# Start of DATASET CONTENT
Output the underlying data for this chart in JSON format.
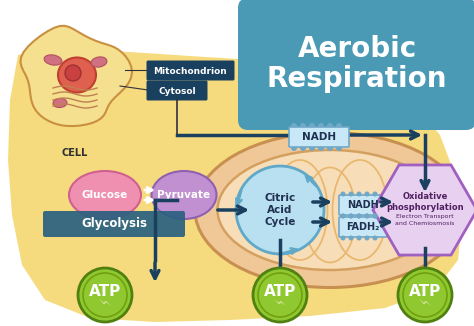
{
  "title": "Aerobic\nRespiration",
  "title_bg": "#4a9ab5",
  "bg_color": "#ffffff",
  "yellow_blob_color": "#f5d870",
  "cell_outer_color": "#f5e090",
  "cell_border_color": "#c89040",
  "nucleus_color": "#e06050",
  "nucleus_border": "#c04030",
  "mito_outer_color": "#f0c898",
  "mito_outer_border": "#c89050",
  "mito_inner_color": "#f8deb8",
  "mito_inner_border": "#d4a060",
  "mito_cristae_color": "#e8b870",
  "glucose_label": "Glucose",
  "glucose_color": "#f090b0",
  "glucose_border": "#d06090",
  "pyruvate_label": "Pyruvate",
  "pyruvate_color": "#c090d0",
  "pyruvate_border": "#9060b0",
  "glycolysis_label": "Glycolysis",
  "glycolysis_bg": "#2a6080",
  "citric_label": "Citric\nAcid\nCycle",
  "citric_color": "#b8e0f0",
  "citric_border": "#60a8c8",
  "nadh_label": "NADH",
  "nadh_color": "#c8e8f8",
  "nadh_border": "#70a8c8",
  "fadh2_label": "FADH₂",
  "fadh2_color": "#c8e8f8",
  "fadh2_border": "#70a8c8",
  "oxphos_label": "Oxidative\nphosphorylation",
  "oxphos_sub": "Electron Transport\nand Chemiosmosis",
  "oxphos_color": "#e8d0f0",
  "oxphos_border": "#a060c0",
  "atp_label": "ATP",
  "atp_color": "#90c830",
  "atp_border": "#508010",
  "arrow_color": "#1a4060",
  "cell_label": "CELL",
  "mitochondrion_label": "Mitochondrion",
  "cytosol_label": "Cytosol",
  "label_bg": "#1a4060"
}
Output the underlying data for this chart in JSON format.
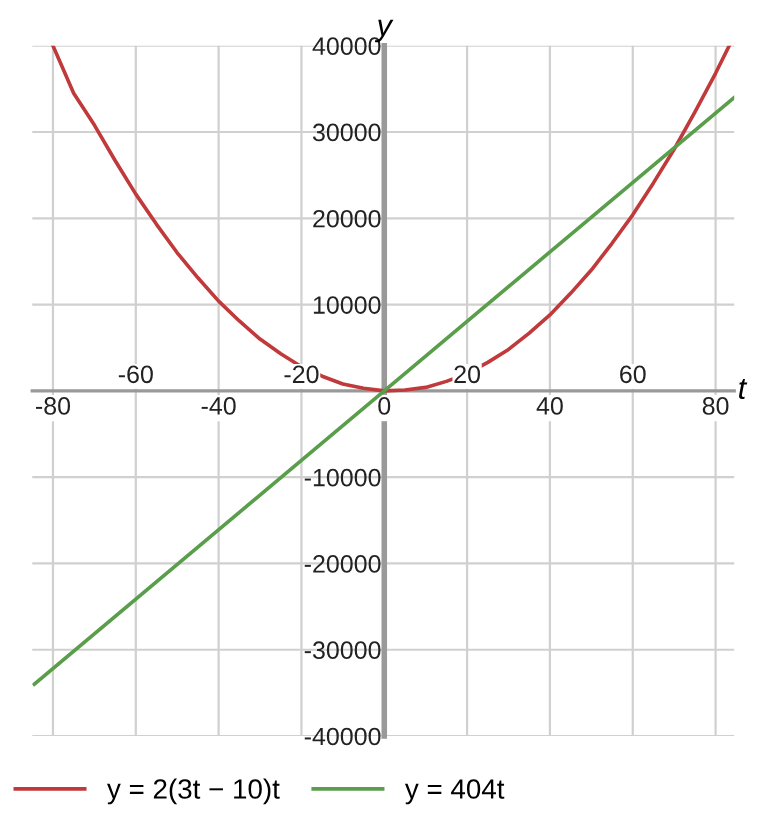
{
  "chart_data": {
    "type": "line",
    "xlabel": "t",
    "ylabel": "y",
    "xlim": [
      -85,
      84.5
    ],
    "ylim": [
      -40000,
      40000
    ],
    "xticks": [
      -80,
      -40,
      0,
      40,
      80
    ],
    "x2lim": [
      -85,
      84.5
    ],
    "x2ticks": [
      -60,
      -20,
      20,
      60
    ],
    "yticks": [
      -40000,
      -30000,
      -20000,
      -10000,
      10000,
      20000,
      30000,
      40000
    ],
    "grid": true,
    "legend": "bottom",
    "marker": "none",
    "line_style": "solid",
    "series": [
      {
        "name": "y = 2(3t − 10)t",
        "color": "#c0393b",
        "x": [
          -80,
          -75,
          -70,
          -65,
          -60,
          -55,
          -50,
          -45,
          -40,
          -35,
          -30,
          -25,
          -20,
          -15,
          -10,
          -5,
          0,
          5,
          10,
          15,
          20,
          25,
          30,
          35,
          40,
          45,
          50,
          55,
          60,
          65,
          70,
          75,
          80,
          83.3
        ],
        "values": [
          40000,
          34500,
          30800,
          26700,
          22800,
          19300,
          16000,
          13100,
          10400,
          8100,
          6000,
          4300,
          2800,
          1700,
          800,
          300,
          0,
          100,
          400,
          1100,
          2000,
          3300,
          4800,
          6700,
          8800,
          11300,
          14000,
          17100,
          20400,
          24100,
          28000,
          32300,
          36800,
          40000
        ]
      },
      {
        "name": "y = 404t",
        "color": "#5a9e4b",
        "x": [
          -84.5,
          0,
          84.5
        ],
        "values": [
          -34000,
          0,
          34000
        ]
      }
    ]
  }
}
# End of DATASET CONTENT
# Start of DATASET CONTENT
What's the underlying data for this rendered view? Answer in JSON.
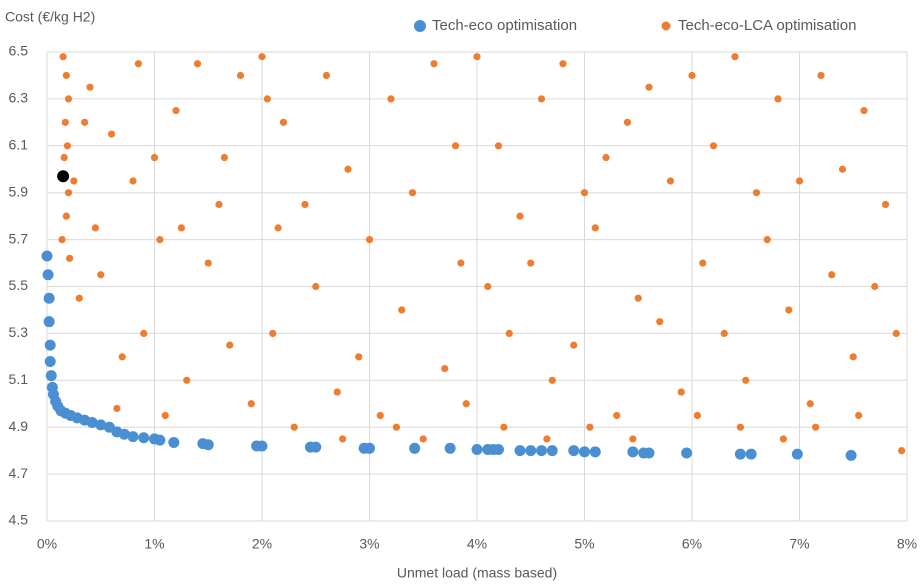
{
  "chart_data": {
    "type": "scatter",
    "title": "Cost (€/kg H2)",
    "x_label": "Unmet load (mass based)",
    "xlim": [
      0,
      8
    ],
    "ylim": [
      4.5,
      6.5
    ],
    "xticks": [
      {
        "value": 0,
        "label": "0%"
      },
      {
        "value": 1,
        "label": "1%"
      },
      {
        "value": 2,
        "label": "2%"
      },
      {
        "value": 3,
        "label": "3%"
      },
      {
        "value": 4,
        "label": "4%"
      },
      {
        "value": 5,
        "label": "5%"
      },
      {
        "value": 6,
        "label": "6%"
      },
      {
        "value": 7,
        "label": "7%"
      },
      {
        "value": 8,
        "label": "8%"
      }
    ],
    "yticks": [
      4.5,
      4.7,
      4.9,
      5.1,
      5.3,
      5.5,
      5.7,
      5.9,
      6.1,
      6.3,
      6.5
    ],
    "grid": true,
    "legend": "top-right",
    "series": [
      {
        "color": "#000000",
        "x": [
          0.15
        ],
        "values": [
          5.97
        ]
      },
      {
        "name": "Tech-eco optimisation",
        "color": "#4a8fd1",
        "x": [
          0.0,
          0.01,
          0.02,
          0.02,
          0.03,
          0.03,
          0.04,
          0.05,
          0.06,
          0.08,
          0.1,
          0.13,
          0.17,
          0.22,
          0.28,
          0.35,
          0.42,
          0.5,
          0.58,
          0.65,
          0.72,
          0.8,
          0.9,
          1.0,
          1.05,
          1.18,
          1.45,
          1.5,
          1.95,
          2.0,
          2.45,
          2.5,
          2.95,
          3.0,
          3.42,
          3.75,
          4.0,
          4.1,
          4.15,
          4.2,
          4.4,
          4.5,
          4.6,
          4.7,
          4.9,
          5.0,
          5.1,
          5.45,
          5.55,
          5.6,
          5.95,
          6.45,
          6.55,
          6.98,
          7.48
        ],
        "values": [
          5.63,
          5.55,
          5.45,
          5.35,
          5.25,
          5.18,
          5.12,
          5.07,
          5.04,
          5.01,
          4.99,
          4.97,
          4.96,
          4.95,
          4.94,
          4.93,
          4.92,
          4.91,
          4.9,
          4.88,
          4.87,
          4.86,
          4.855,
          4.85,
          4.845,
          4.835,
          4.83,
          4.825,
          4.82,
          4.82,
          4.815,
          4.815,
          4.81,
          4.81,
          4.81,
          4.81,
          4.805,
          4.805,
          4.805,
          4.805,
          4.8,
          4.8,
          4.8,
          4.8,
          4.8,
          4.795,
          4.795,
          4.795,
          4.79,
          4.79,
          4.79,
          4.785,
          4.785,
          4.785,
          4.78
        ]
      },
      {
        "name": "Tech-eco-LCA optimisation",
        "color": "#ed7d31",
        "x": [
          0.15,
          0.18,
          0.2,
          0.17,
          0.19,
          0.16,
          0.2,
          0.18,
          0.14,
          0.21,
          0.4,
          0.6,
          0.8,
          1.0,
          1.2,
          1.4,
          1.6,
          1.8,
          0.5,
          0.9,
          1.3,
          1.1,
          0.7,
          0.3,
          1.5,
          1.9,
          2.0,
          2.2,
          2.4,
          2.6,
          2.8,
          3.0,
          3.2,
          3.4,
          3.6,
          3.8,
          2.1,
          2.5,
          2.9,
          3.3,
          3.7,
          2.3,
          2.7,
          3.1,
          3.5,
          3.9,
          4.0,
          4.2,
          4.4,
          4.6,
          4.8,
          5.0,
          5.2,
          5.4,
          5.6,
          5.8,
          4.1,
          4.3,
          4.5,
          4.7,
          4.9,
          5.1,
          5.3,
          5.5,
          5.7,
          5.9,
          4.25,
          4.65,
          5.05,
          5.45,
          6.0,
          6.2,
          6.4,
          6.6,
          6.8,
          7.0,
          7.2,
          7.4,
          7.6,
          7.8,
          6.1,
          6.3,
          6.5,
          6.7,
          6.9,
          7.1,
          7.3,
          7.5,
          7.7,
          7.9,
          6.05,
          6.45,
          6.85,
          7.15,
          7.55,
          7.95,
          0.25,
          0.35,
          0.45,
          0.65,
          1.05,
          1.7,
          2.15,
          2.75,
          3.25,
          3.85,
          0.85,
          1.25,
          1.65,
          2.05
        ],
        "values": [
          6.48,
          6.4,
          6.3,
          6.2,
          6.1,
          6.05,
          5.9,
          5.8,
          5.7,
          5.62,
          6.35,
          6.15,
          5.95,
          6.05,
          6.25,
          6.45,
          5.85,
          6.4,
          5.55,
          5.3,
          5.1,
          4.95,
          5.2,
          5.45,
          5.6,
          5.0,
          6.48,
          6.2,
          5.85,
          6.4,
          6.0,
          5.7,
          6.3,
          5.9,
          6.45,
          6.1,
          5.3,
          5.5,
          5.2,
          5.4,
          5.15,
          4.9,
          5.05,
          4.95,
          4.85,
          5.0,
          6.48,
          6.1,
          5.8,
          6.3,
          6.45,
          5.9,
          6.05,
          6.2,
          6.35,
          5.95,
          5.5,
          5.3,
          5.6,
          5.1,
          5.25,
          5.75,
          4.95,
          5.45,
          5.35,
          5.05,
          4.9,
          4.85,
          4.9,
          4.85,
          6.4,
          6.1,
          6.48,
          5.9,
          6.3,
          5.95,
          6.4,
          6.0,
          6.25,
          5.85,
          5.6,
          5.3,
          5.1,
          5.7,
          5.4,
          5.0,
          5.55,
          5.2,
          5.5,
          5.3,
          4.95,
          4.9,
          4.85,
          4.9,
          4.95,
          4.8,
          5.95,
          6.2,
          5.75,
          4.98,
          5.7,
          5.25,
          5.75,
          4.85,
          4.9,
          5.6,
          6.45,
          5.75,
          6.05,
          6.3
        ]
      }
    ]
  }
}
# End of DATASET CONTENT
WHAT YOU NEED TO DO = Return a copy of every line that includes the word "Tech".

THE RESPONSE =
        "name": "Tech-eco optimisation",
        "name": "Tech-eco-LCA optimisation",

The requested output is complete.